* Given instruction *
Copy the stretch of the records from the very start through the line containing "cell-value: 62.2% — [407, 56, 446, 71]", reproducing each line unchanged.

Data taken from a collection:
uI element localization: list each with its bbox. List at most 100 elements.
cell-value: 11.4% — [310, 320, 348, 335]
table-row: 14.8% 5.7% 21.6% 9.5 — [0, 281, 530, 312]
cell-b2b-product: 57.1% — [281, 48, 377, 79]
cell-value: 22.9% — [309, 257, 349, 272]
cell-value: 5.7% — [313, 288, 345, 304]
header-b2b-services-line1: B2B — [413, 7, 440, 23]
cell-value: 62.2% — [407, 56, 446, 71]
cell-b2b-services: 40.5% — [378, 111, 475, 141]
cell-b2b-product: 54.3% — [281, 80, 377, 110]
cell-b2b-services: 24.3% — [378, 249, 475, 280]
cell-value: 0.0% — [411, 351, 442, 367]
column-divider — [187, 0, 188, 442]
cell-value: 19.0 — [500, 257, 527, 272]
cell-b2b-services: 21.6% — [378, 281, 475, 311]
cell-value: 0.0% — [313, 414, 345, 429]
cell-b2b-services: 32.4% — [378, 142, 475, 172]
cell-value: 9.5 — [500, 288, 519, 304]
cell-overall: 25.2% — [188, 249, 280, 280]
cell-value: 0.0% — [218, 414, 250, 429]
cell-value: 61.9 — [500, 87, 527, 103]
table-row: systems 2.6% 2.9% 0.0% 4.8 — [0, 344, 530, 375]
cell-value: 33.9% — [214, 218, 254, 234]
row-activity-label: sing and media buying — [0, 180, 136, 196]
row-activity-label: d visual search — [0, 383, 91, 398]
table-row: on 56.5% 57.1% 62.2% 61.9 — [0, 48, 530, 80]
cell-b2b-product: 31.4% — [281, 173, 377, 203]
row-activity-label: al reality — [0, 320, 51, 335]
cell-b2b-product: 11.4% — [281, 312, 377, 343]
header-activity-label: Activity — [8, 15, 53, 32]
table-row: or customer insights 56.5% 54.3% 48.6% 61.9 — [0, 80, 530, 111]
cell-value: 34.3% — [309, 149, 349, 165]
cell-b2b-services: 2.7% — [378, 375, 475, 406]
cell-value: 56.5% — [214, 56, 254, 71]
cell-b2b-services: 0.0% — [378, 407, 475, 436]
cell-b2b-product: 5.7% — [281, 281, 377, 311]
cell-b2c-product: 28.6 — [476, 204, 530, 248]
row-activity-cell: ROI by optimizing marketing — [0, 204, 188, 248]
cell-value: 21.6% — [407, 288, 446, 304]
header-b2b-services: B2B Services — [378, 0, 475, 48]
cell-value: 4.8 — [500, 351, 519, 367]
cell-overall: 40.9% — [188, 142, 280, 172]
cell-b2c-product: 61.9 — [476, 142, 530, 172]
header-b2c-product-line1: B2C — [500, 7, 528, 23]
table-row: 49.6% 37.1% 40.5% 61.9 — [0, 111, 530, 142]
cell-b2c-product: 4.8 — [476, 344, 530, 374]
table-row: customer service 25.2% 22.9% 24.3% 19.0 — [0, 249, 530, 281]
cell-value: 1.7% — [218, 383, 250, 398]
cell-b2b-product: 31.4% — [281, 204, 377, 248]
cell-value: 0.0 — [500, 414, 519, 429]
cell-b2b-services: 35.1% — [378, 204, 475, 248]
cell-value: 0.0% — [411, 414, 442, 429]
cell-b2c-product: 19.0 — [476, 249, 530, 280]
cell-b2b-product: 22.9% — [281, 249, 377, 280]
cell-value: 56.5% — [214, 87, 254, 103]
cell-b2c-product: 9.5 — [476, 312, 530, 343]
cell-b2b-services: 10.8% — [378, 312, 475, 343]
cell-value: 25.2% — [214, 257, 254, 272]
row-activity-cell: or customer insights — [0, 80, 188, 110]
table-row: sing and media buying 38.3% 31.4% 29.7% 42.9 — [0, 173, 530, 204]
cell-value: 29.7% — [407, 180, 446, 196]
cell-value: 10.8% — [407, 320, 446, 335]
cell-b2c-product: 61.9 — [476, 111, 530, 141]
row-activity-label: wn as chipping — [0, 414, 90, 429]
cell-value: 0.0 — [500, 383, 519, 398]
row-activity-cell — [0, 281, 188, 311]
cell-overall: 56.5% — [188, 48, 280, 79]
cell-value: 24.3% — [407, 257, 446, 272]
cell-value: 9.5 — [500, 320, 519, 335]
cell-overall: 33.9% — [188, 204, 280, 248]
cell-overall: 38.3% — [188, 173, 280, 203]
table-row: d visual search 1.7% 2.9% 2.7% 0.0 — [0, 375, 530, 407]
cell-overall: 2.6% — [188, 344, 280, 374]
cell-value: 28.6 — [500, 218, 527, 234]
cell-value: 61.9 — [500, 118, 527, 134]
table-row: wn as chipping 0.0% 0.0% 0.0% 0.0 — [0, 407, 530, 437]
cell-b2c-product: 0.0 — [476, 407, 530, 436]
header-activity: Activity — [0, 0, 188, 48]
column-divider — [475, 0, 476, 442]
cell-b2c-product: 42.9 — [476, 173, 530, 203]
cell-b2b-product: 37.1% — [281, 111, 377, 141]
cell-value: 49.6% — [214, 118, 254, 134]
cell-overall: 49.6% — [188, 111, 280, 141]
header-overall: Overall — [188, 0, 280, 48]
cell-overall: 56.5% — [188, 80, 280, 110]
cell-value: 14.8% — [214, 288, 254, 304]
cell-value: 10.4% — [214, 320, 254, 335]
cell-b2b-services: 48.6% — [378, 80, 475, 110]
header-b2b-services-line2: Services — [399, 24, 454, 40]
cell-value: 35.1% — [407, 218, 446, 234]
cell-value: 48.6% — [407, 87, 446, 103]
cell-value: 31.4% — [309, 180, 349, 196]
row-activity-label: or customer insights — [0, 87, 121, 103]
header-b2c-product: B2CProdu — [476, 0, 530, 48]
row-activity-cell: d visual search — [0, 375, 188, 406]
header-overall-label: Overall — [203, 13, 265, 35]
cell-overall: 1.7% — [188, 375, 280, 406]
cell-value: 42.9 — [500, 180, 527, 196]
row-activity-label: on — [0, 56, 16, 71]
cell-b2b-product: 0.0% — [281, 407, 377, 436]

* Answer to this problem *
uI element localization: list each with its bbox. List at most 100 elements.
cell-value: 11.4% — [310, 320, 348, 335]
table-row: 14.8% 5.7% 21.6% 9.5 — [0, 281, 530, 312]
cell-b2b-product: 57.1% — [281, 48, 377, 79]
cell-value: 22.9% — [309, 257, 349, 272]
cell-value: 5.7% — [313, 288, 345, 304]
header-b2b-services-line1: B2B — [413, 7, 440, 23]
cell-value: 62.2% — [407, 56, 446, 71]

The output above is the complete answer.